— START Extracted entries —

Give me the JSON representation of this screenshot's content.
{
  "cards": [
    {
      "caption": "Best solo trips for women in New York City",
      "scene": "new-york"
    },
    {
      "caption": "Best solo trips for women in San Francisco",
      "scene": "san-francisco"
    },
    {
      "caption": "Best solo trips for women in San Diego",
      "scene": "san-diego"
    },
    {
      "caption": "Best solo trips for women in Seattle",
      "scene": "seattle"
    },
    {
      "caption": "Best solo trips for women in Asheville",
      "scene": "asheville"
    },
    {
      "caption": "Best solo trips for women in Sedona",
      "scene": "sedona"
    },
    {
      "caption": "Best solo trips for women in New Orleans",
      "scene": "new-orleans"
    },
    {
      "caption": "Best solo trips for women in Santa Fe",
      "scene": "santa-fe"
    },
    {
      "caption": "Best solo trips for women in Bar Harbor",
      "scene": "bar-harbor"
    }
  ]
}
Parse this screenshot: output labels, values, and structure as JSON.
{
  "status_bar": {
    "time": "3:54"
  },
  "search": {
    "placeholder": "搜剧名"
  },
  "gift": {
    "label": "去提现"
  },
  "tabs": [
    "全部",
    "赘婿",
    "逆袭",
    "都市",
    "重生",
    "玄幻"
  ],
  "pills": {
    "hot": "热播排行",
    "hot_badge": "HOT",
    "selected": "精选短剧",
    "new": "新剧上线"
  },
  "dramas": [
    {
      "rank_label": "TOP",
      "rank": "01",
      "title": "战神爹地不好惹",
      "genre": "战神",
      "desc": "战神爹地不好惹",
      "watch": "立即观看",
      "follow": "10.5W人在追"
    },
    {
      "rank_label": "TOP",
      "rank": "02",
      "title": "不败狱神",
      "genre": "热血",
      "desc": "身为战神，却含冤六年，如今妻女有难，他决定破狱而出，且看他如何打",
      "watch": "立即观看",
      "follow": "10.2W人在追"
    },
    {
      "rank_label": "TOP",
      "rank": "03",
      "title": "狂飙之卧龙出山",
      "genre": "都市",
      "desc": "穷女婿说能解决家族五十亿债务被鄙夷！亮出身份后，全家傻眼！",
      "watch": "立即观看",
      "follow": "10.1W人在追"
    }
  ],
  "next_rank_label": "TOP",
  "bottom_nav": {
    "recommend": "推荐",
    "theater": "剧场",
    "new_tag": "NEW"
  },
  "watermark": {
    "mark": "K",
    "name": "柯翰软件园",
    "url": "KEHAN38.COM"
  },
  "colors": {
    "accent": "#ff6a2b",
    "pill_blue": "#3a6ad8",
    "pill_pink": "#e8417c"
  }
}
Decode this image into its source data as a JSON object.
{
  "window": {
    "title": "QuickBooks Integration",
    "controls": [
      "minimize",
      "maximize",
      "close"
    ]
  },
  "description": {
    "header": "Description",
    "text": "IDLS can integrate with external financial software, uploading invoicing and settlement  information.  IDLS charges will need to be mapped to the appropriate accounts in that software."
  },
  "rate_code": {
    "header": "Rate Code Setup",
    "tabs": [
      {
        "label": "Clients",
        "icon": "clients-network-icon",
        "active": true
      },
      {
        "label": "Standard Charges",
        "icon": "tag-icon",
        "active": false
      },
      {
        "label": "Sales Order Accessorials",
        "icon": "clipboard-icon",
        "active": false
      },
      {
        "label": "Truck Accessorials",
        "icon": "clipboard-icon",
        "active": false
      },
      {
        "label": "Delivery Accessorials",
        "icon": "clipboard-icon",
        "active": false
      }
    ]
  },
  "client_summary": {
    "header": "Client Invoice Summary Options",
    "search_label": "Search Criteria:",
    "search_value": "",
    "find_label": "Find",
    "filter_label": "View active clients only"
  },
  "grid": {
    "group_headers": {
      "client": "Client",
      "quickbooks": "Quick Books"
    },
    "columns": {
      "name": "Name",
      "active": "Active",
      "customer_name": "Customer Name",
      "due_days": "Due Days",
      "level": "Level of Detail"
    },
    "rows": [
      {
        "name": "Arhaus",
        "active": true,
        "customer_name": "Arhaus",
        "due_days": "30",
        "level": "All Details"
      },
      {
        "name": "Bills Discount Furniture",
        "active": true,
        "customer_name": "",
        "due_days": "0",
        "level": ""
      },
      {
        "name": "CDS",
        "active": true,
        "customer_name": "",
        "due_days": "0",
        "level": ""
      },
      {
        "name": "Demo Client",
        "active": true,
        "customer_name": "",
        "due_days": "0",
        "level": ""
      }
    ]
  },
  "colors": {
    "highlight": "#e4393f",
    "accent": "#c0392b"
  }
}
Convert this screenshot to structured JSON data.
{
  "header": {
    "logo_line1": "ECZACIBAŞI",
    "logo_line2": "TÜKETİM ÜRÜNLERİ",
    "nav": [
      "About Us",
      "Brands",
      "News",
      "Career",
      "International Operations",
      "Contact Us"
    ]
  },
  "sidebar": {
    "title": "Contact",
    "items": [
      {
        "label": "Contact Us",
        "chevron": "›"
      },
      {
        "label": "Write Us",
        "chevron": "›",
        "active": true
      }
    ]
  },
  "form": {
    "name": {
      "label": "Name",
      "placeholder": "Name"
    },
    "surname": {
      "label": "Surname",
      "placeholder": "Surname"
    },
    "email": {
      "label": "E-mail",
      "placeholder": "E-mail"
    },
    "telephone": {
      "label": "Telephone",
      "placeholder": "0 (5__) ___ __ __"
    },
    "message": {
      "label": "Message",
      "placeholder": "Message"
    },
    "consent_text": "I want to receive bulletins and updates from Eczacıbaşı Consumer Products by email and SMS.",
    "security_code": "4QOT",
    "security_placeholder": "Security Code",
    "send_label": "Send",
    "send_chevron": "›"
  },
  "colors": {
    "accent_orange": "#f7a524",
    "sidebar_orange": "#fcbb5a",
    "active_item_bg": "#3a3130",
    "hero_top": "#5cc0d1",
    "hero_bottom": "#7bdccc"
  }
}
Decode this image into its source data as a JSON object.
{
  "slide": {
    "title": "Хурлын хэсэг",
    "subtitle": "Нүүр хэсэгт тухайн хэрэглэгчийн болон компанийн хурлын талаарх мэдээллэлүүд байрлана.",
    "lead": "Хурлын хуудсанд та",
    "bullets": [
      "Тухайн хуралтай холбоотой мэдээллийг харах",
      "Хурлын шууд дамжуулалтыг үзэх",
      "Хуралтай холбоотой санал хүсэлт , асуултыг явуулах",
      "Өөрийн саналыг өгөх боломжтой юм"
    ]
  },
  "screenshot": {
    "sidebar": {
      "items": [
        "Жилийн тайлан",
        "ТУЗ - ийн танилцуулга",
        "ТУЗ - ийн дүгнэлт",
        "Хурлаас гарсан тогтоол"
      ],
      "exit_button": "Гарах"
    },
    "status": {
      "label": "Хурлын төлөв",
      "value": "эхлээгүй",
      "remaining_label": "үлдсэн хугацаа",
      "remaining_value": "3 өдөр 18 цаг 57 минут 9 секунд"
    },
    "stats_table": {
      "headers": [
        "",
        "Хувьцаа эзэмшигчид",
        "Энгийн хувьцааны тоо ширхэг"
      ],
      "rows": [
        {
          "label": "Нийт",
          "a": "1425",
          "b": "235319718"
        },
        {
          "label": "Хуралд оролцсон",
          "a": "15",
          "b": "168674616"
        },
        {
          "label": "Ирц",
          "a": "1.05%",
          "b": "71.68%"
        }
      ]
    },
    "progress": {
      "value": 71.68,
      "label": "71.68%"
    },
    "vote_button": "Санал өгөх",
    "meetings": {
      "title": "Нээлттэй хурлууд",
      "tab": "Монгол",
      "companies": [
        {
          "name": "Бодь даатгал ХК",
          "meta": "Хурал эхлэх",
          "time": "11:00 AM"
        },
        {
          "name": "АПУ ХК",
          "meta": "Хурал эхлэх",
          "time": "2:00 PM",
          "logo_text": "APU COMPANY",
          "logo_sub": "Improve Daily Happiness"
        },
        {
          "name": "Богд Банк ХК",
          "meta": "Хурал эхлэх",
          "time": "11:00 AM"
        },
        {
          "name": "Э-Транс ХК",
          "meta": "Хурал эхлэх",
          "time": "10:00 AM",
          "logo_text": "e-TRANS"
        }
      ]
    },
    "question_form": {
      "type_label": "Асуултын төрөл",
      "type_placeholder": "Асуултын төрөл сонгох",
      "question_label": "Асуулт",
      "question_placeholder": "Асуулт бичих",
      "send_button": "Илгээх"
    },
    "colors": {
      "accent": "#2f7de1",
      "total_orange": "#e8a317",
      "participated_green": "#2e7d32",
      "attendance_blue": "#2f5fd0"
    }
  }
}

— END Extracted entries —

* **Problem**: Select the lines from the entries that include the word "screenshot".

* **Answer to the task**:
Give me the JSON representation of this screenshot's content.
Parse this screenshot: output labels, values, and structure as JSON.
Convert this screenshot to structured JSON data.
  "screenshot": {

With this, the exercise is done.